▸ Exercise task:
Wherever a line holds the word "Dielectric", copy that line out.

■ ■ ■ ■

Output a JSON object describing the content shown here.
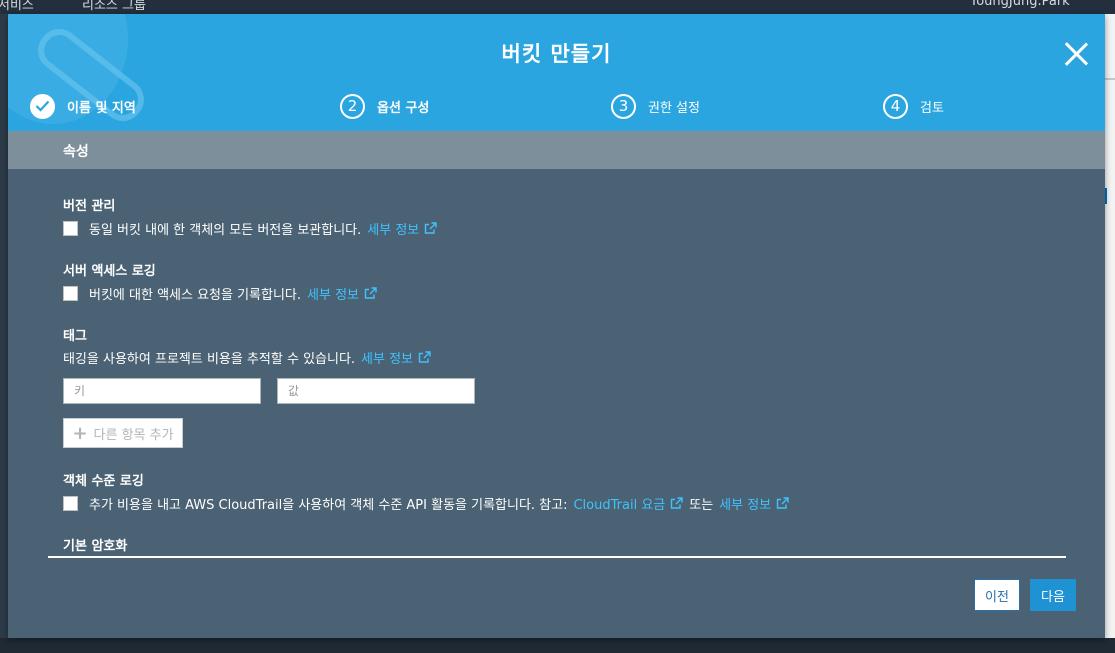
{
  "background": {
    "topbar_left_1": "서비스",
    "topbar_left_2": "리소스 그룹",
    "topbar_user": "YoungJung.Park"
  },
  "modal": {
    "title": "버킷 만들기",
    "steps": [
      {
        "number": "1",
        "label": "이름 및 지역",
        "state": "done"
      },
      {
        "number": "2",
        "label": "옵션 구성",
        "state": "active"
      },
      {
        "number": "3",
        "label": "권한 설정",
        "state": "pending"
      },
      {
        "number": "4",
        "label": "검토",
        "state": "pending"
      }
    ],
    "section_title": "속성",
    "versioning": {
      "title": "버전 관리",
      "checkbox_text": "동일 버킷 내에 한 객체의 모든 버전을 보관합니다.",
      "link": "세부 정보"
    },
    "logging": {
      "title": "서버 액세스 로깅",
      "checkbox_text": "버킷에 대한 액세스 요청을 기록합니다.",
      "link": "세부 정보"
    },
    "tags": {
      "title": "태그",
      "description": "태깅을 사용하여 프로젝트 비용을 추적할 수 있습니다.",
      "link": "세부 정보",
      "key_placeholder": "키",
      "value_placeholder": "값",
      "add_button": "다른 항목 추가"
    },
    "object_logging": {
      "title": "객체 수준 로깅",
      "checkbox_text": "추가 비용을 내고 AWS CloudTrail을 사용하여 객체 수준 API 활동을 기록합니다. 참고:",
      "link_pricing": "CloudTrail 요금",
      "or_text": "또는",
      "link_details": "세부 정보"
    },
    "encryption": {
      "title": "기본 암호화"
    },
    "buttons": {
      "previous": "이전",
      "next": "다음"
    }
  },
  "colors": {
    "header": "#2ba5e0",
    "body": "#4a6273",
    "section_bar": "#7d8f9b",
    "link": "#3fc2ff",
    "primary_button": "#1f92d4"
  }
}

■ ■ ■ ■

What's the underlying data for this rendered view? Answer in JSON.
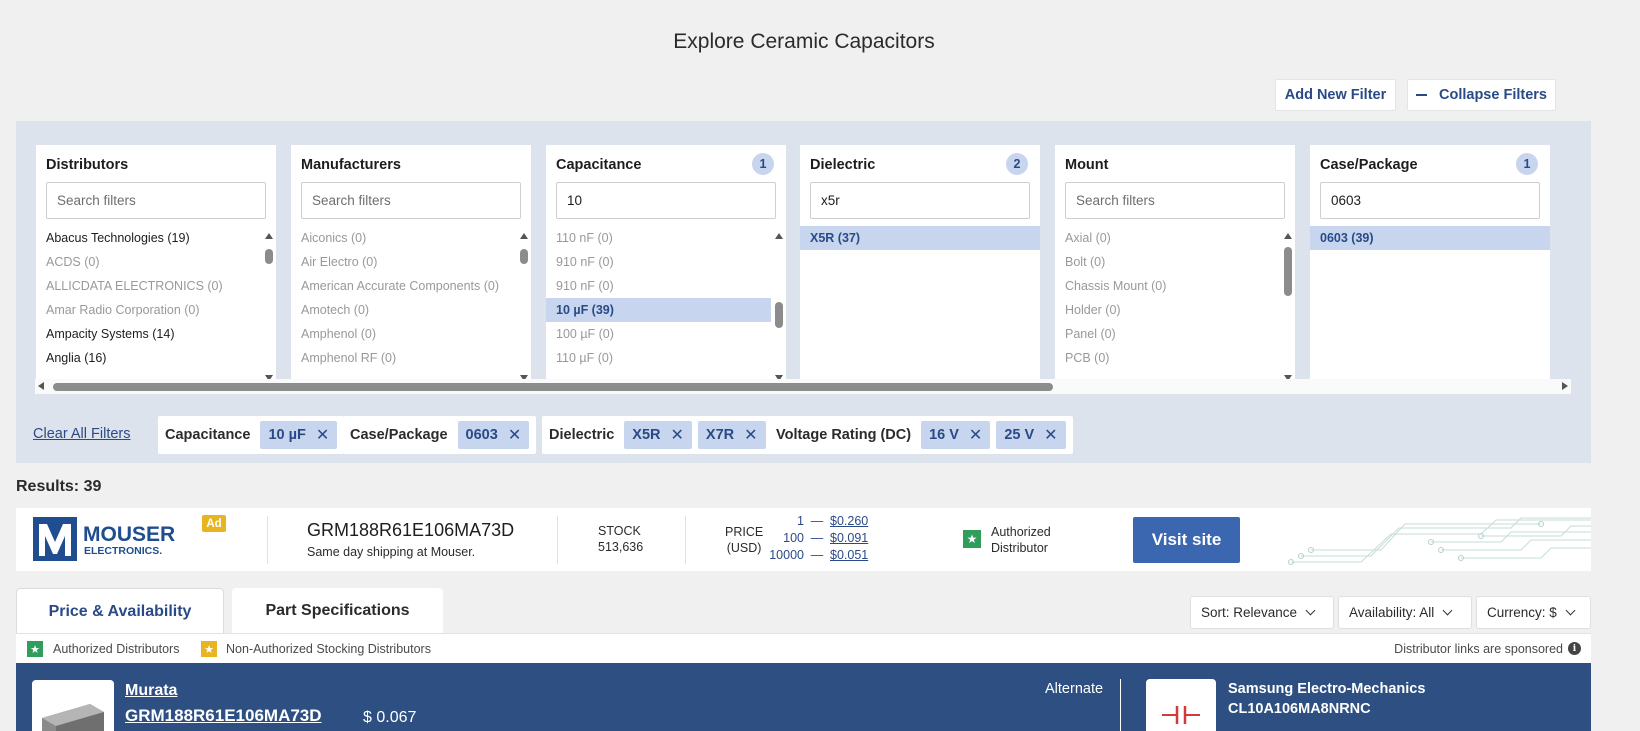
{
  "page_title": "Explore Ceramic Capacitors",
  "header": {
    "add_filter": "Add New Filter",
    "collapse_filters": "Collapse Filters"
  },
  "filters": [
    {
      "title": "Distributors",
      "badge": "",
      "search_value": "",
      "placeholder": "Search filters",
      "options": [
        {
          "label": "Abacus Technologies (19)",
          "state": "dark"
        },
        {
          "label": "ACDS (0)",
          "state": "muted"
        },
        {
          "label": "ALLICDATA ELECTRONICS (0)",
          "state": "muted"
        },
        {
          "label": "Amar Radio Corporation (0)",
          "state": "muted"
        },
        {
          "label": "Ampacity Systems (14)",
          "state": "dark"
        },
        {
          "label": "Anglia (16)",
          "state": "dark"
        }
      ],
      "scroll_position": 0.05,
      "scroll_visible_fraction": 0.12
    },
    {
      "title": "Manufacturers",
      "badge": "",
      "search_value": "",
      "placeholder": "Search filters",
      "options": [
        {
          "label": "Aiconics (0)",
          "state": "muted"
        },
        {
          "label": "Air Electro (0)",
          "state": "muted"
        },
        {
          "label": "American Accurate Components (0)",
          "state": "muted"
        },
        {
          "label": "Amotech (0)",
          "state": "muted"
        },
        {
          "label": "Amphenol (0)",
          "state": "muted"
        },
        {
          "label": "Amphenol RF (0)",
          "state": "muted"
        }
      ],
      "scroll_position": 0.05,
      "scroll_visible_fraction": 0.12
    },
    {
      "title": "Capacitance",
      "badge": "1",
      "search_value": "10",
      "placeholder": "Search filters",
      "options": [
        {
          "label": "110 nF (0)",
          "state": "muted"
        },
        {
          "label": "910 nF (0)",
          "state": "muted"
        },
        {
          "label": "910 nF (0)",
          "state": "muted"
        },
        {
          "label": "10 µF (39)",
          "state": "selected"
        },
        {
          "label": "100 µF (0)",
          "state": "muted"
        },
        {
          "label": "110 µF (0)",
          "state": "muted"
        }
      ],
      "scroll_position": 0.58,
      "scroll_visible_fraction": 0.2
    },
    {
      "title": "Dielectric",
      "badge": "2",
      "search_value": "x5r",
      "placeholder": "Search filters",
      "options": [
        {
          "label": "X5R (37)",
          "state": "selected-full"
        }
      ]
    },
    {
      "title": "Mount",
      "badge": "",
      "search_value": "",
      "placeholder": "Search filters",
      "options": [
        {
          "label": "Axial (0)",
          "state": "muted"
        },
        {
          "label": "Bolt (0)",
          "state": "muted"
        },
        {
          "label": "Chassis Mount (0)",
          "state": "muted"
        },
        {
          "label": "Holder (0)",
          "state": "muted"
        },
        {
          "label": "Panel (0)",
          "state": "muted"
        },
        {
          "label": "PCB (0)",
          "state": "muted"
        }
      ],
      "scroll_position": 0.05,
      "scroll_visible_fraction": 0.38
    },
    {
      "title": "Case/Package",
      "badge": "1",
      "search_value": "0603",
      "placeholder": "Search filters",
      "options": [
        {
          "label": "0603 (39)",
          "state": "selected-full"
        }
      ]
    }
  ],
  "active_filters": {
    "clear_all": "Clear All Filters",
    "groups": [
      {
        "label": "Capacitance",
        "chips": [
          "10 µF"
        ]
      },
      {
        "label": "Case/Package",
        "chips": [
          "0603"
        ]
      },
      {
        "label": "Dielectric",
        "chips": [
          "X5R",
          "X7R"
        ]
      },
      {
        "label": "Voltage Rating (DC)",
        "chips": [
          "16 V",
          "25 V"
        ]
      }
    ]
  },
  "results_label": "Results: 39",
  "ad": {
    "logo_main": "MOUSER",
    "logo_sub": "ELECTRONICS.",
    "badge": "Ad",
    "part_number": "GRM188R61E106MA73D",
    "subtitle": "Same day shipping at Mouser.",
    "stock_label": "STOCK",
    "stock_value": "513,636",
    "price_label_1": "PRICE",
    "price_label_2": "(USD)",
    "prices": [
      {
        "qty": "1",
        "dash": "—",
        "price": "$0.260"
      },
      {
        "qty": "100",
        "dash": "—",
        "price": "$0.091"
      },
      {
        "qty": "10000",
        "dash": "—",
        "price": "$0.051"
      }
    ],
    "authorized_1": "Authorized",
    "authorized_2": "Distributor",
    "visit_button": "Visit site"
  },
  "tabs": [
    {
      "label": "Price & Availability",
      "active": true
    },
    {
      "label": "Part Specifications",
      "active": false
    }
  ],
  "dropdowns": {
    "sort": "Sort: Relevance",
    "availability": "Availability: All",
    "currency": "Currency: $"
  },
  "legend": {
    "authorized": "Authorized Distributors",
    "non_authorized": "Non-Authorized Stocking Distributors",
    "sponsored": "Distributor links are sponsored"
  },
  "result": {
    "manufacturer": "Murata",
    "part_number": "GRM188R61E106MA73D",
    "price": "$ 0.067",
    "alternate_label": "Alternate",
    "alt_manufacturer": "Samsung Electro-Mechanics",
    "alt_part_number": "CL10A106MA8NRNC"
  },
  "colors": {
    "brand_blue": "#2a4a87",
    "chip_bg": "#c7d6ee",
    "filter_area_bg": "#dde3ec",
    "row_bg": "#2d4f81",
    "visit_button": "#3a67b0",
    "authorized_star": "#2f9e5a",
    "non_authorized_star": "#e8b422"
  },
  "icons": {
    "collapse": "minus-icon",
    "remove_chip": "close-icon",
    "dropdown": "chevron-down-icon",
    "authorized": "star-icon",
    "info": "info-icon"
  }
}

■ ■ ■ ■

▸ Finished task:
      "title": "Dielectric",
        "label": "Dielectric",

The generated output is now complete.